LESETEXT:
•••••

Übergangsphasen als Chance: Entdecke dein authentisches Selbst

Übergangsphasen als Chance: Entdecke dein authentisches Selbst

Das Leben verläuft selten geradlinig. Es besteht aus Phasen – manche erwartet, andere überraschend. Übergänge können sich anfühlen wie ein Schwebezustand: Das Alte passt nicht mehr, das Neue ist noch nicht greifbar. Ob ein Jobwechsel, ein Umzug, eine Trennung oder einfach das Gefühl, dass etwas nicht mehr stimmt – genau in diesen Momenten liegt eine besondere Möglichkeit: dich selbst neu zu entdecken und deinem authentischen Selbst näherzukommen.
Wenn das Leben die Richtung ändert
Veränderungen bringen oft Unsicherheit mit sich. Gewohnte Strukturen brechen weg, und wir verlieren kurzzeitig den Halt. Doch Wandel ist ein natürlicher Teil des Lebens – und eine Einladung, innezuhalten. Statt krampfhaft am Alten festzuhalten, kannst du diese Zeit nutzen, um nach innen zu lauschen. Was wünschst du dir wirklich? Was fühlt sich stimmig an – und was nicht mehr?
Gerade in Phasen der Unklarheit entsteht oft neue Klarheit. Wenn du den Mut hast, loszulassen, was dir nicht mehr guttut, öffnest du Raum für Neues.
Ruhe im Ungewissen finden
Es ist nicht leicht, das Nichtwissen auszuhalten. Doch Übergangsphasen sind keine Probleme, die schnell gelöst werden müssen – sie sind Prozesse, die Zeit brauchen. Sie laden dich ein, geduldig mit dir selbst zu sein.
- Erlaube dir eine Pause. Du musst nicht sofort wissen, wie es weitergeht. Gib dir Raum, einfach zu sein.
- Höre auf deinen Körper. Er zeigt dir, was du brauchst – Ruhe, Bewegung, Nähe oder Abstand.
- Schreibe oder reflektiere. Gedanken und Gefühle aufzuschreiben kann helfen, sie zu ordnen.
- Suche Unterstützung. Ein Gespräch mit Freunden, einem Coach oder Therapeuten kann neue Perspektiven eröffnen.

•••••

VORLIEGENDE ZEILEN:
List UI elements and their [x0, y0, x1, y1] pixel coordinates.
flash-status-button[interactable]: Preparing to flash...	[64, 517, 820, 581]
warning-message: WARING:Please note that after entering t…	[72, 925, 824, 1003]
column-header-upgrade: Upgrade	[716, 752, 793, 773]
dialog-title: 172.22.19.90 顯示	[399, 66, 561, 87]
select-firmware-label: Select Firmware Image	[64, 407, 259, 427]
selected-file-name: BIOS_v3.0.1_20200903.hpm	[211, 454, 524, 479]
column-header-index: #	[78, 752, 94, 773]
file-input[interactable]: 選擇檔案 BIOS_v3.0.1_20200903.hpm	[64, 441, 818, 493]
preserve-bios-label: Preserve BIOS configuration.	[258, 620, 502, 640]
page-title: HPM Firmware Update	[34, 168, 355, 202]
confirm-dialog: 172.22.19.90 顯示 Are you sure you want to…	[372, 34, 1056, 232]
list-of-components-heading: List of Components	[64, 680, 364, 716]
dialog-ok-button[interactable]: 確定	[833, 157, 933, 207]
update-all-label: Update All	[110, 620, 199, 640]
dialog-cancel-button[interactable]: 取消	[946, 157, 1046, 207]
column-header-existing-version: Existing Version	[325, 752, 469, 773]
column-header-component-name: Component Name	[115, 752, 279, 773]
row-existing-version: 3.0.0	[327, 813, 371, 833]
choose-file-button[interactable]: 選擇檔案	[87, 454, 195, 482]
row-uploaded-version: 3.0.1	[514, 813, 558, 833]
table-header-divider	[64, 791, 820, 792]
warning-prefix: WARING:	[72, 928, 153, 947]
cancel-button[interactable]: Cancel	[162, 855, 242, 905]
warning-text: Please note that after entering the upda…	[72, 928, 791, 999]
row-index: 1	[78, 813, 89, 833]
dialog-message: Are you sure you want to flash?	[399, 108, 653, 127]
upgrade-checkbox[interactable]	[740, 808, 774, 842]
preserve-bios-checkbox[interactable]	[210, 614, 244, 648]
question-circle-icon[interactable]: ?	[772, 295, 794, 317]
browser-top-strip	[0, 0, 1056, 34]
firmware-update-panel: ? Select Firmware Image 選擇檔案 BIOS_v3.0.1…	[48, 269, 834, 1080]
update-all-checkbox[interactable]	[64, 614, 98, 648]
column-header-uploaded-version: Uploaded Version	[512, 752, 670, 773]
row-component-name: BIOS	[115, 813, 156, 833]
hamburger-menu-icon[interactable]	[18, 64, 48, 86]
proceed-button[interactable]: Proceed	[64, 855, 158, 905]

•••••

MATERIAL ERKUNDEN:
**a)** Schreibe bitte aus dem Lesetext den Abschnitt ab, der mit den Worten "Gerade in Phasen" beginnt und mit "einfach zu sein." endet.
**b)** Beantworte anhand des Lesetexts diese Fragen:
(i) Als was bezeichnet der Lesetext Übergangsphasen anstelle von Problemen, die schnell gelöst werden müssen?
(ii) Was zeigt dir laut Lesetext dein Körper?
(iii) Mit wem kann laut Lesetext ein Gespräch neue Perspektiven eröffnen?

NUMMERIERTE ANTWORTEN:
**a)**
Gerade in Phasen der Unklarheit entsteht oft neue Klarheit. Wenn du den Mut hast, loszulassen, was dir nicht mehr guttut, öffnest du Raum für Neues.
Ruhe im Ungewissen finden
Es ist nicht leicht, das Nichtwissen auszuhalten. Doch Übergangsphasen sind keine Probleme, die schnell gelöst werden müssen – sie sind Prozesse, die Zeit brauchen. Sie laden dich ein, geduldig mit dir selbst zu sein.
- Erlaube dir eine Pause. Du musst nicht sofort wissen, wie es weitergeht. Gib dir Raum, einfach zu sein.

**b)**
(i) Als Prozesse, die Zeit brauchen.
(ii) Was du brauchst – Ruhe, Bewegung, Nähe oder Abstand.
(iii) Mit Freunden, einem Coach oder Therapeuten.